#### STATED EXERCISE
Report the number of lines that hold the string "Veterinary". Leave out any other text.

#### STORED DATA
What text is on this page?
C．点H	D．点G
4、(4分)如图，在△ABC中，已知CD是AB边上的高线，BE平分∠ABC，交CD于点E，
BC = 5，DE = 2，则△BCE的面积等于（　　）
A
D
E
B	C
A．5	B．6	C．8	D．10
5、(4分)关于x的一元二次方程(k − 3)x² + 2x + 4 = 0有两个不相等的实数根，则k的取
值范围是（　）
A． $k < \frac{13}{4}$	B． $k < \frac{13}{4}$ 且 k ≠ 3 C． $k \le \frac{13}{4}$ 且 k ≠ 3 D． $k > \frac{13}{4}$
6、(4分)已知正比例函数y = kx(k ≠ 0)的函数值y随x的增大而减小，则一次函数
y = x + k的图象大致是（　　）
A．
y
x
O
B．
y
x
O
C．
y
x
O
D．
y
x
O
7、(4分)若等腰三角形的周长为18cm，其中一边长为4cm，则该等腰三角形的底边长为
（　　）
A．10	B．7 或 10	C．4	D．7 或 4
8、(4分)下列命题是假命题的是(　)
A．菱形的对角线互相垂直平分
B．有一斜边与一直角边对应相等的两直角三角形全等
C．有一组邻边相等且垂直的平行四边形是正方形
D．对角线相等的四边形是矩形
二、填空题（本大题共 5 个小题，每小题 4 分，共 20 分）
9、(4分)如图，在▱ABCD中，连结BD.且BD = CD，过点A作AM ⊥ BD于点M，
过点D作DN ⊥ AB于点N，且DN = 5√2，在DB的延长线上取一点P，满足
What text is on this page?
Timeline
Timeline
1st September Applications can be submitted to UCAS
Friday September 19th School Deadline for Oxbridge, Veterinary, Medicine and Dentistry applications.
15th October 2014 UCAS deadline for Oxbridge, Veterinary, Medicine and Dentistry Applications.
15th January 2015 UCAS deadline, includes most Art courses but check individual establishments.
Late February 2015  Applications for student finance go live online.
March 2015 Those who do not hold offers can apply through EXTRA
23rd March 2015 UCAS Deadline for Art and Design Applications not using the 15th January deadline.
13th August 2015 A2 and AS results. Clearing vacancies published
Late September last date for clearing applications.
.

#### ANSWER TO THE EXERCISE
2